* [ENTRIES SUPPLIED]
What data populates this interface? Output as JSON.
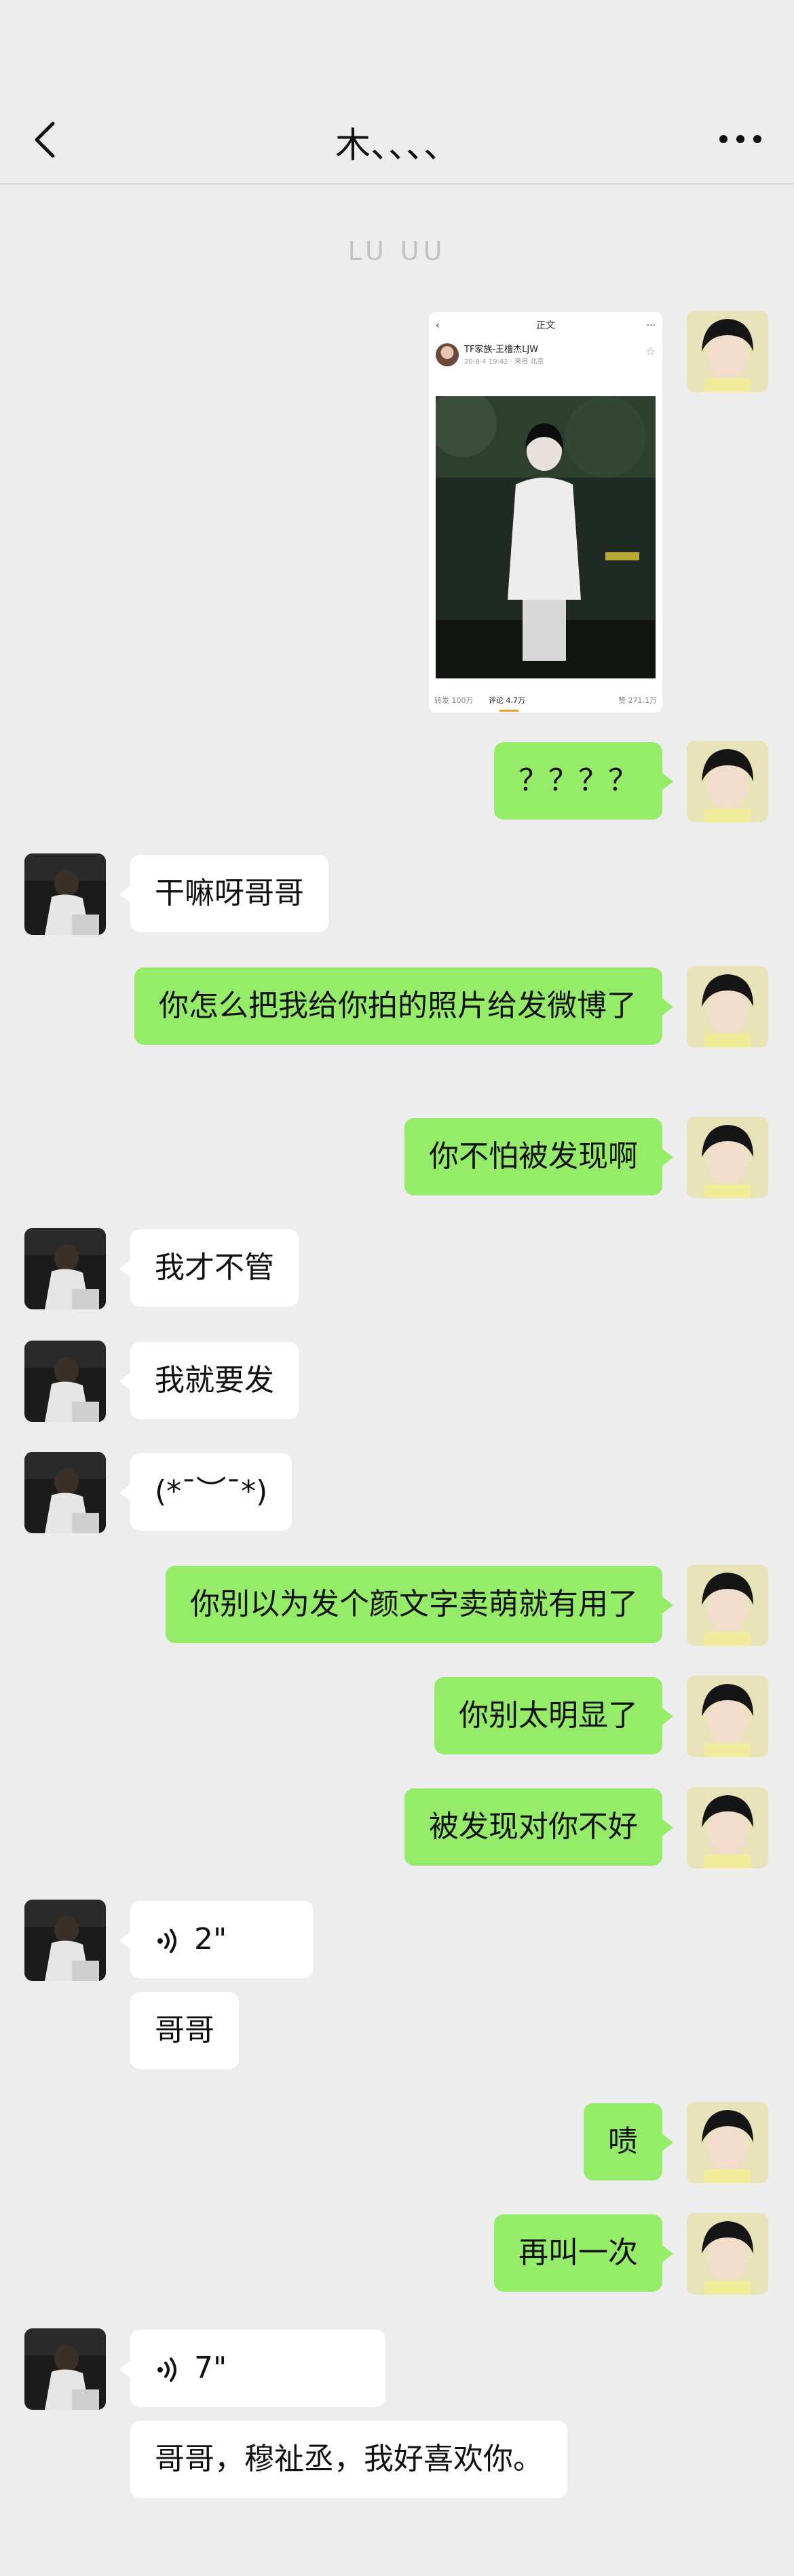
{
  "header": {
    "title": "木、、、、"
  },
  "chat": {
    "timestamp": "LU UU",
    "screenshot": {
      "topbar_title": "正文",
      "user_name": "TF家族-王橹杰LJW",
      "meta": "20-8-4 19:42 · 来自 北京",
      "footer": {
        "reposts": "转发 100万",
        "comments": "评论 4.7万",
        "likes": "赞 271.1万"
      }
    },
    "messages": [
      {
        "from": "me",
        "text": "？？？？"
      },
      {
        "from": "them",
        "text": "干嘛呀哥哥"
      },
      {
        "from": "me",
        "text": "你怎么把我给你拍的照片给发微博了"
      },
      {
        "from": "me",
        "text": "你不怕被发现啊"
      },
      {
        "from": "them",
        "text": "我才不管"
      },
      {
        "from": "them",
        "text": "我就要发"
      },
      {
        "from": "them",
        "text": "(*¯︶¯*)"
      },
      {
        "from": "me",
        "text": "你别以为发个颜文字卖萌就有用了"
      },
      {
        "from": "me",
        "text": "你别太明显了"
      },
      {
        "from": "me",
        "text": "被发现对你不好"
      },
      {
        "from": "them",
        "text": "2\""
      },
      {
        "from": "them",
        "text": "哥哥"
      },
      {
        "from": "me",
        "text": "啧"
      },
      {
        "from": "me",
        "text": "再叫一次"
      },
      {
        "from": "them",
        "text": "7\""
      },
      {
        "from": "them",
        "text": "哥哥，穆祉丞，我好喜欢你。"
      }
    ]
  },
  "colors": {
    "background": "#ededed",
    "my_bubble": "#95ec69",
    "their_bubble": "#ffffff"
  },
  "icons": {
    "back": "chevron-left-icon",
    "more": "more-dots-icon",
    "voice": "voice-wave-icon"
  }
}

* [DO THIS] Reproduce the entries above without change, omitting all pictures.

* [TASK OUTPUT]
What data populates this interface? Output as JSON.
{
  "header": {
    "title": "木、、、、"
  },
  "chat": {
    "timestamp": "LU UU",
    "screenshot": {
      "topbar_title": "正文",
      "user_name": "TF家族-王橹杰LJW",
      "meta": "20-8-4 19:42 · 来自 北京",
      "footer": {
        "reposts": "转发 100万",
        "comments": "评论 4.7万",
        "likes": "赞 271.1万"
      }
    },
    "messages": [
      {
        "from": "me",
        "text": "？？？？"
      },
      {
        "from": "them",
        "text": "干嘛呀哥哥"
      },
      {
        "from": "me",
        "text": "你怎么把我给你拍的照片给发微博了"
      },
      {
        "from": "me",
        "text": "你不怕被发现啊"
      },
      {
        "from": "them",
        "text": "我才不管"
      },
      {
        "from": "them",
        "text": "我就要发"
      },
      {
        "from": "them",
        "text": "(*¯︶¯*)"
      },
      {
        "from": "me",
        "text": "你别以为发个颜文字卖萌就有用了"
      },
      {
        "from": "me",
        "text": "你别太明显了"
      },
      {
        "from": "me",
        "text": "被发现对你不好"
      },
      {
        "from": "them",
        "text": "2\""
      },
      {
        "from": "them",
        "text": "哥哥"
      },
      {
        "from": "me",
        "text": "啧"
      },
      {
        "from": "me",
        "text": "再叫一次"
      },
      {
        "from": "them",
        "text": "7\""
      },
      {
        "from": "them",
        "text": "哥哥，穆祉丞，我好喜欢你。"
      }
    ]
  },
  "colors": {
    "background": "#ededed",
    "my_bubble": "#95ec69",
    "their_bubble": "#ffffff"
  },
  "icons": {
    "back": "chevron-left-icon",
    "more": "more-dots-icon",
    "voice": "voice-wave-icon"
  }
}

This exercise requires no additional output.